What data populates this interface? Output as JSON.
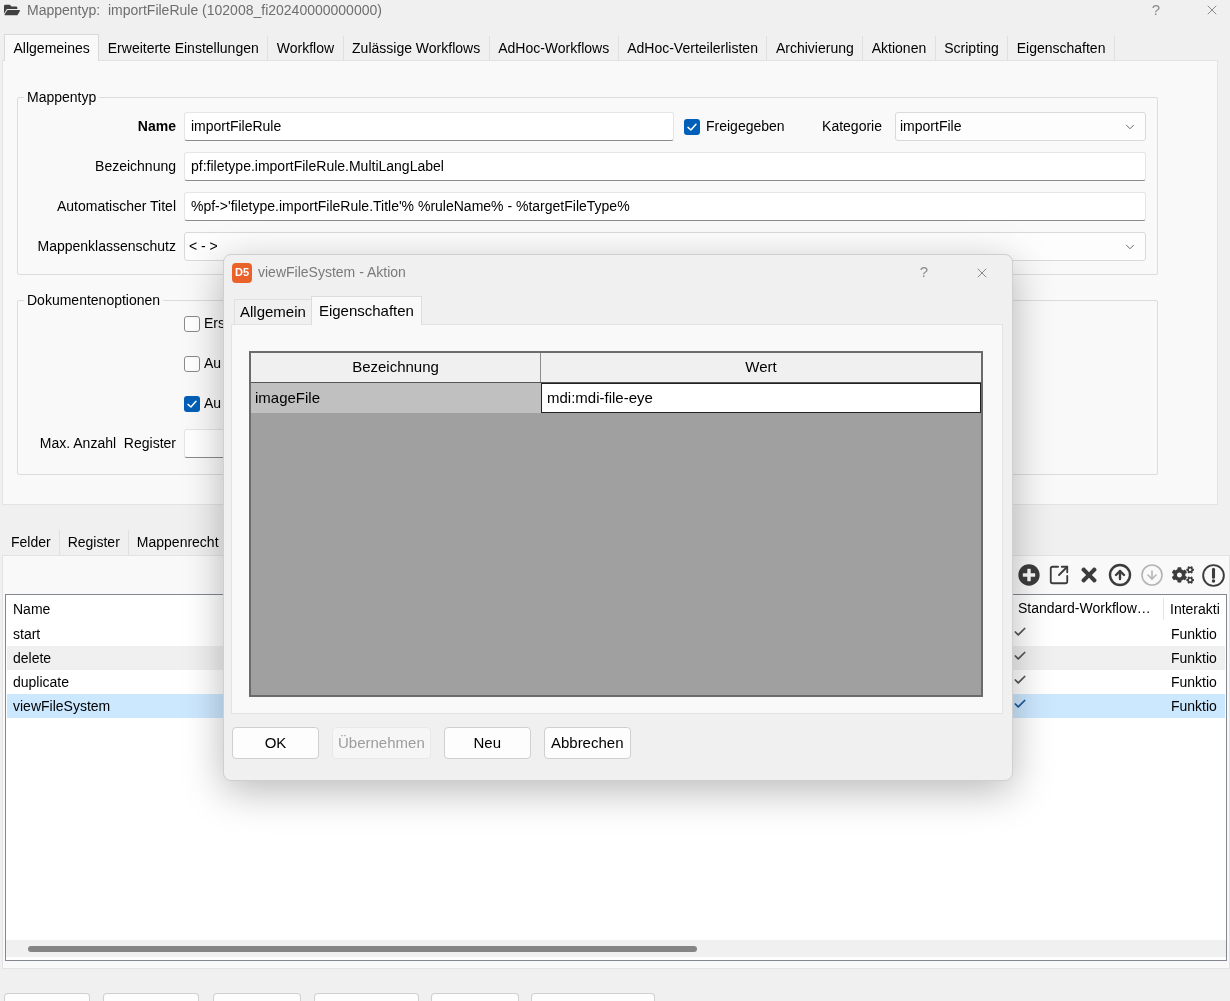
{
  "window": {
    "title": "Mappentyp:  importFileRule (102008_fi20240000000000)",
    "help": "?"
  },
  "tabs": [
    {
      "label": "Allgemeines",
      "selected": true
    },
    {
      "label": "Erweiterte Einstellungen",
      "selected": false
    },
    {
      "label": "Workflow",
      "selected": false
    },
    {
      "label": "Zulässige Workflows",
      "selected": false
    },
    {
      "label": "AdHoc-Workflows",
      "selected": false
    },
    {
      "label": "AdHoc-Verteilerlisten",
      "selected": false
    },
    {
      "label": "Archivierung",
      "selected": false
    },
    {
      "label": "Aktionen",
      "selected": false
    },
    {
      "label": "Scripting",
      "selected": false
    },
    {
      "label": "Eigenschaften",
      "selected": false
    }
  ],
  "mappentyp": {
    "legend": "Mappentyp",
    "name": {
      "label": "Name",
      "value": "importFileRule"
    },
    "released": {
      "label": "Freigegeben",
      "checked": true
    },
    "category": {
      "label": "Kategorie",
      "value": "importFile"
    },
    "designation": {
      "label": "Bezeichnung",
      "value": "pf:filetype.importFileRule.MultiLangLabel"
    },
    "auto_title": {
      "label": "Automatischer Titel",
      "value": "%pf->'filetype.importFileRule.Title'% %ruleName% - %targetFileType%"
    },
    "class_protection": {
      "label": "Mappenklassenschutz",
      "value": "< - >"
    }
  },
  "document_options": {
    "legend": "Dokumentenoptionen",
    "options": [
      {
        "label": "Ers",
        "checked": false
      },
      {
        "label": "Au",
        "checked": false
      },
      {
        "label": "Au",
        "checked": true
      }
    ],
    "max_register": {
      "label": "Max. Anzahl  Register"
    }
  },
  "lower_tabs": [
    {
      "label": "Felder",
      "selected": false
    },
    {
      "label": "Register",
      "selected": false
    },
    {
      "label": "Mappenrecht",
      "selected": false
    }
  ],
  "toolbar": [
    {
      "kind": "add",
      "disabled": false
    },
    {
      "kind": "open",
      "disabled": false
    },
    {
      "kind": "delete",
      "disabled": false
    },
    {
      "kind": "move_up",
      "disabled": false
    },
    {
      "kind": "move_down",
      "disabled": true
    },
    {
      "kind": "settings",
      "disabled": false
    },
    {
      "kind": "info",
      "disabled": false
    }
  ],
  "actions_table": {
    "columns": [
      "Name",
      "Standard-Workflow…",
      "Interakti"
    ],
    "rows": [
      {
        "name": "start",
        "standard_workflow": true,
        "interaction": "Funktio",
        "selected": false
      },
      {
        "name": "delete",
        "standard_workflow": true,
        "interaction": "Funktio",
        "selected": false
      },
      {
        "name": "duplicate",
        "standard_workflow": true,
        "interaction": "Funktio",
        "selected": false
      },
      {
        "name": "viewFileSystem",
        "standard_workflow": true,
        "interaction": "Funktio",
        "selected": true
      }
    ]
  },
  "dialog": {
    "logo": "D5",
    "title": "viewFileSystem - Aktion",
    "help": "?",
    "tabs": [
      {
        "label": "Allgemein",
        "selected": false
      },
      {
        "label": "Eigenschaften",
        "selected": true
      }
    ],
    "table": {
      "columns": [
        "Bezeichnung",
        "Wert"
      ],
      "rows": [
        {
          "name": "imageFile",
          "value": "mdi:mdi-file-eye"
        }
      ]
    },
    "buttons": [
      {
        "label": "OK",
        "disabled": false
      },
      {
        "label": "Übernehmen",
        "disabled": true
      },
      {
        "label": "Neu",
        "disabled": false
      },
      {
        "label": "Abbrechen",
        "disabled": false
      }
    ]
  }
}
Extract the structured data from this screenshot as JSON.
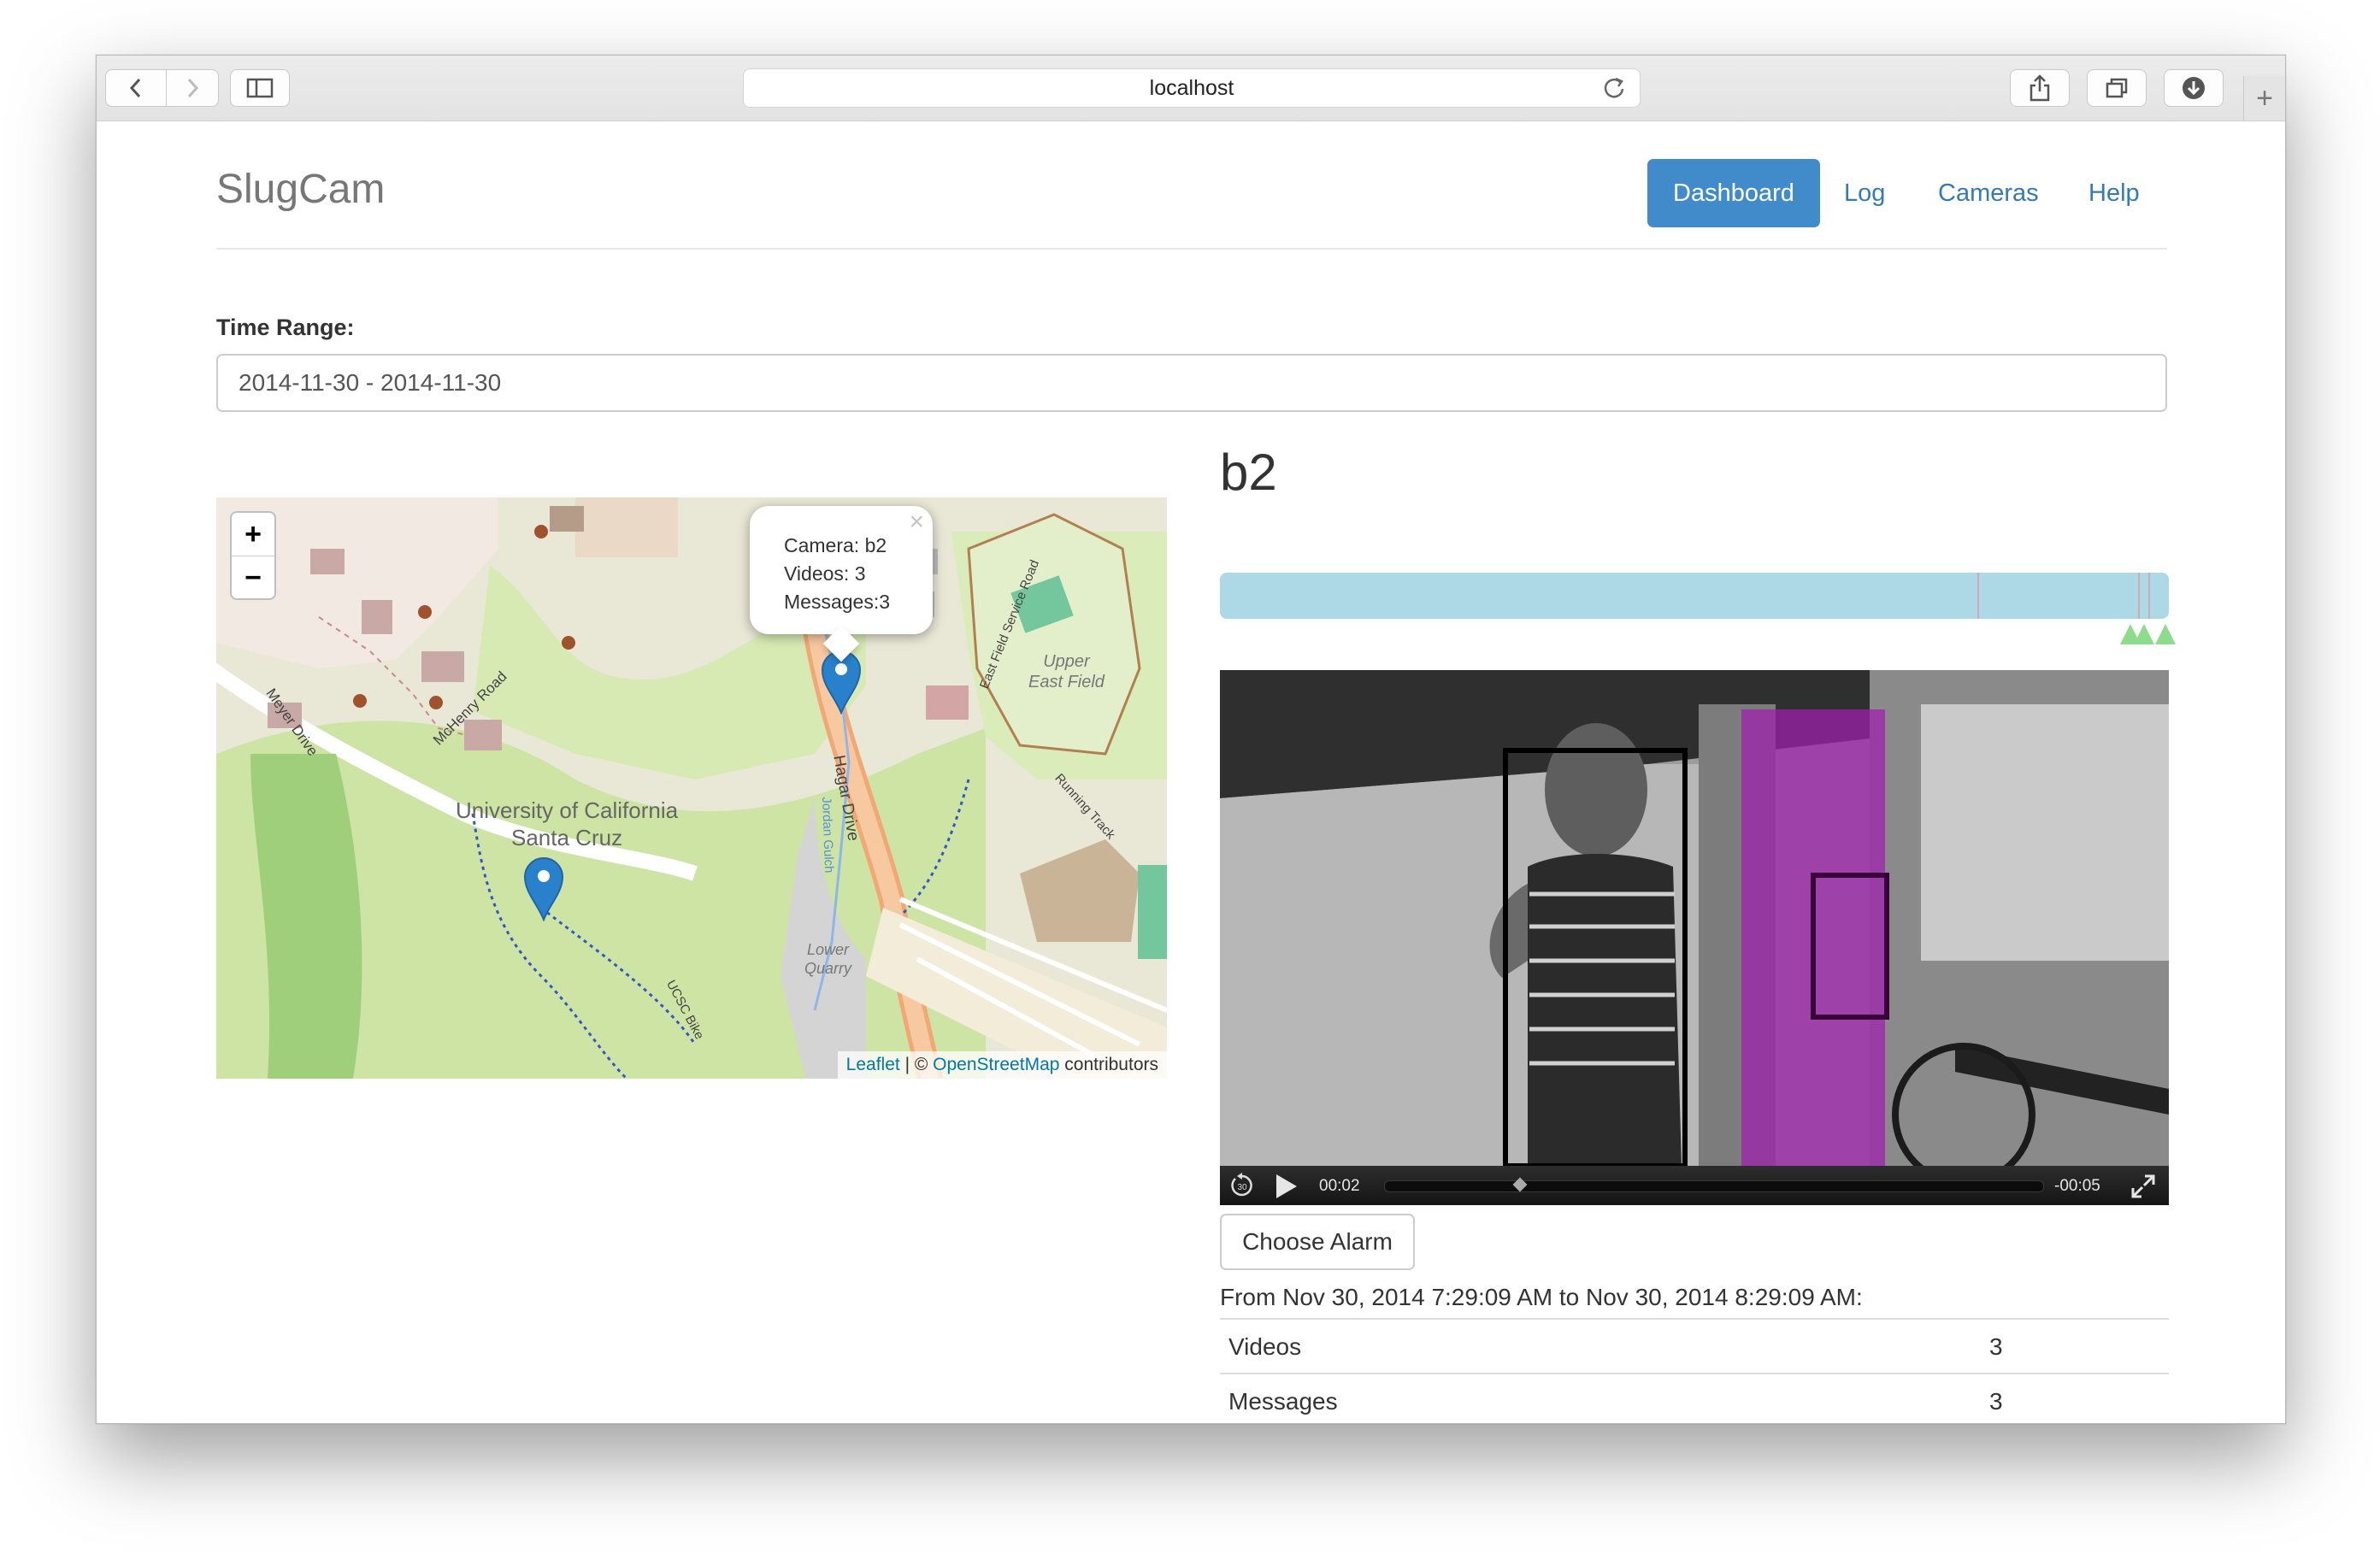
{
  "browser": {
    "url": "localhost",
    "back_icon": "chevron-left-icon",
    "forward_icon": "chevron-right-icon",
    "sidebar_icon": "sidebar-icon",
    "reload_icon": "reload-icon",
    "share_icon": "share-icon",
    "tabs_icon": "tabs-icon",
    "download_icon": "download-icon",
    "new_tab_icon": "plus-icon"
  },
  "header": {
    "brand": "SlugCam",
    "nav": [
      "Dashboard",
      "Log",
      "Cameras",
      "Help"
    ],
    "active_nav": "Dashboard",
    "accent_color": "#428bca"
  },
  "filter": {
    "label": "Time Range:",
    "value": "2014-11-30 - 2014-11-30"
  },
  "map": {
    "zoom_in": "+",
    "zoom_out": "−",
    "popup": {
      "camera": "Camera: b2",
      "videos": "Videos: 3",
      "messages": "Messages:3",
      "close": "×"
    },
    "labels": {
      "campus_line1": "University of California",
      "campus_line2": "Santa Cruz",
      "upper_field_line1": "Upper",
      "upper_field_line2": "East Field",
      "hagar": "Hagar Drive",
      "mchenry": "McHenry Road",
      "meyer": "Meyer Drive",
      "lower_quarry_line1": "Lower",
      "lower_quarry_line2": "Quarry",
      "east_field_service": "East Field Service Road",
      "running_track": "Running Track",
      "jordan_gulch": "Jordan Gulch",
      "ucsc_bike": "UCSC Bike"
    },
    "markers": [
      "camera-b2-marker",
      "camera-marker-2"
    ],
    "attribution": {
      "leaflet": "Leaflet",
      "sep": " | © ",
      "osm": "OpenStreetMap",
      "suffix": " contributors"
    }
  },
  "camera": {
    "name": "b2",
    "timeline_color": "#add8e6",
    "video": {
      "current_time": "00:02",
      "remaining_time": "-00:05",
      "progress": 0.2,
      "skip_back_label": "30"
    },
    "choose_alarm_label": "Choose Alarm",
    "range_text": "From Nov 30, 2014 7:29:09 AM to Nov 30, 2014 8:29:09 AM:",
    "stats": [
      {
        "label": "Videos",
        "value": "3"
      },
      {
        "label": "Messages",
        "value": "3"
      }
    ]
  }
}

----------------

• _DIRECTIONS_: Find each line holding "Workflows". Copy it out.

• _SOLUTION TO THIS EXERCISE_:
      "label": "Zulässige Workflows",
      "label": "AdHoc-Workflows",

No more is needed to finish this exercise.